### Stated task:
Give a verbatim quotation of every record.

★ ★ ★ ★ ★

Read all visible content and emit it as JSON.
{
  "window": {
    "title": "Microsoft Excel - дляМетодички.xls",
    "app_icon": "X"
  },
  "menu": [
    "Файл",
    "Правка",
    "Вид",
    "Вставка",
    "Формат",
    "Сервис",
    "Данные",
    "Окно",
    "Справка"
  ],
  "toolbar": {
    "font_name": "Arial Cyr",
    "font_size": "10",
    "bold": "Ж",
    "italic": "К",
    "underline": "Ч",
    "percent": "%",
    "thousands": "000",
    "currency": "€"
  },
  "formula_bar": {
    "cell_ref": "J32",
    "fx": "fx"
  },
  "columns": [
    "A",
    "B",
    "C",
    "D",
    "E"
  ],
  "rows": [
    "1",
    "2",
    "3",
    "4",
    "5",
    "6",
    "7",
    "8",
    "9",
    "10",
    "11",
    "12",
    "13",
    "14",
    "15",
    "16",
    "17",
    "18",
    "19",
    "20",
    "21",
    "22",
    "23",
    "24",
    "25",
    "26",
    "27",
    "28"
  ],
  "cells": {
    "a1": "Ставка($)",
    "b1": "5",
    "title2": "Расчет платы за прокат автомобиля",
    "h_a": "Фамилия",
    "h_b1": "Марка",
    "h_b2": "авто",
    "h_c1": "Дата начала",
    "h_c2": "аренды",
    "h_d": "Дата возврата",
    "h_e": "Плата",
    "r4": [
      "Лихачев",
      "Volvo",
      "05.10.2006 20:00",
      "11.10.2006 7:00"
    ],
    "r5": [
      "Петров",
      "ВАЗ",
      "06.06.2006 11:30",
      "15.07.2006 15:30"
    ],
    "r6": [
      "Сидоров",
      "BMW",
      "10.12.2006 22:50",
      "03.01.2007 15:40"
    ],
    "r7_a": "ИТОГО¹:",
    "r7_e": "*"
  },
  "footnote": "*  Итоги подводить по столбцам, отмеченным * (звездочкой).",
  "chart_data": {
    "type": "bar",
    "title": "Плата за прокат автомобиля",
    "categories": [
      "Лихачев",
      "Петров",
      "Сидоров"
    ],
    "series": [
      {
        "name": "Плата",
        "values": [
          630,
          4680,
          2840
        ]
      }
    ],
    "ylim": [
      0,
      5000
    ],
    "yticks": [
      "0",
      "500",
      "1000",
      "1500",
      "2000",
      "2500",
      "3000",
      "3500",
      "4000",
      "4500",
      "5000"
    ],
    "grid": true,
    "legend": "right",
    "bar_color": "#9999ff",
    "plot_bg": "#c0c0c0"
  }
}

★ ★ ★ ★ ★

### Full output:
Read all visible content and emit it as JSON.
{
  "window": {
    "title": "Microsoft Excel - дляМетодички.xls",
    "app_icon": "X"
  },
  "menu": [
    "Файл",
    "Правка",
    "Вид",
    "Вставка",
    "Формат",
    "Сервис",
    "Данные",
    "Окно",
    "Справка"
  ],
  "toolbar": {
    "font_name": "Arial Cyr",
    "font_size": "10",
    "bold": "Ж",
    "italic": "К",
    "underline": "Ч",
    "percent": "%",
    "thousands": "000",
    "currency": "€"
  },
  "formula_bar": {
    "cell_ref": "J32",
    "fx": "fx"
  },
  "columns": [
    "A",
    "B",
    "C",
    "D",
    "E"
  ],
  "rows": [
    "1",
    "2",
    "3",
    "4",
    "5",
    "6",
    "7",
    "8",
    "9",
    "10",
    "11",
    "12",
    "13",
    "14",
    "15",
    "16",
    "17",
    "18",
    "19",
    "20",
    "21",
    "22",
    "23",
    "24",
    "25",
    "26",
    "27",
    "28"
  ],
  "cells": {
    "a1": "Ставка($)",
    "b1": "5",
    "title2": "Расчет платы за прокат автомобиля",
    "h_a": "Фамилия",
    "h_b1": "Марка",
    "h_b2": "авто",
    "h_c1": "Дата начала",
    "h_c2": "аренды",
    "h_d": "Дата возврата",
    "h_e": "Плата",
    "r4": [
      "Лихачев",
      "Volvo",
      "05.10.2006 20:00",
      "11.10.2006 7:00"
    ],
    "r5": [
      "Петров",
      "ВАЗ",
      "06.06.2006 11:30",
      "15.07.2006 15:30"
    ],
    "r6": [
      "Сидоров",
      "BMW",
      "10.12.2006 22:50",
      "03.01.2007 15:40"
    ],
    "r7_a": "ИТОГО¹:",
    "r7_e": "*"
  },
  "footnote": "*  Итоги подводить по столбцам, отмеченным * (звездочкой).",
  "chart_data": {
    "type": "bar",
    "title": "Плата за прокат автомобиля",
    "categories": [
      "Лихачев",
      "Петров",
      "Сидоров"
    ],
    "series": [
      {
        "name": "Плата",
        "values": [
          630,
          4680,
          2840
        ]
      }
    ],
    "ylim": [
      0,
      5000
    ],
    "yticks": [
      "0",
      "500",
      "1000",
      "1500",
      "2000",
      "2500",
      "3000",
      "3500",
      "4000",
      "4500",
      "5000"
    ],
    "grid": true,
    "legend": "right",
    "bar_color": "#9999ff",
    "plot_bg": "#c0c0c0"
  }
}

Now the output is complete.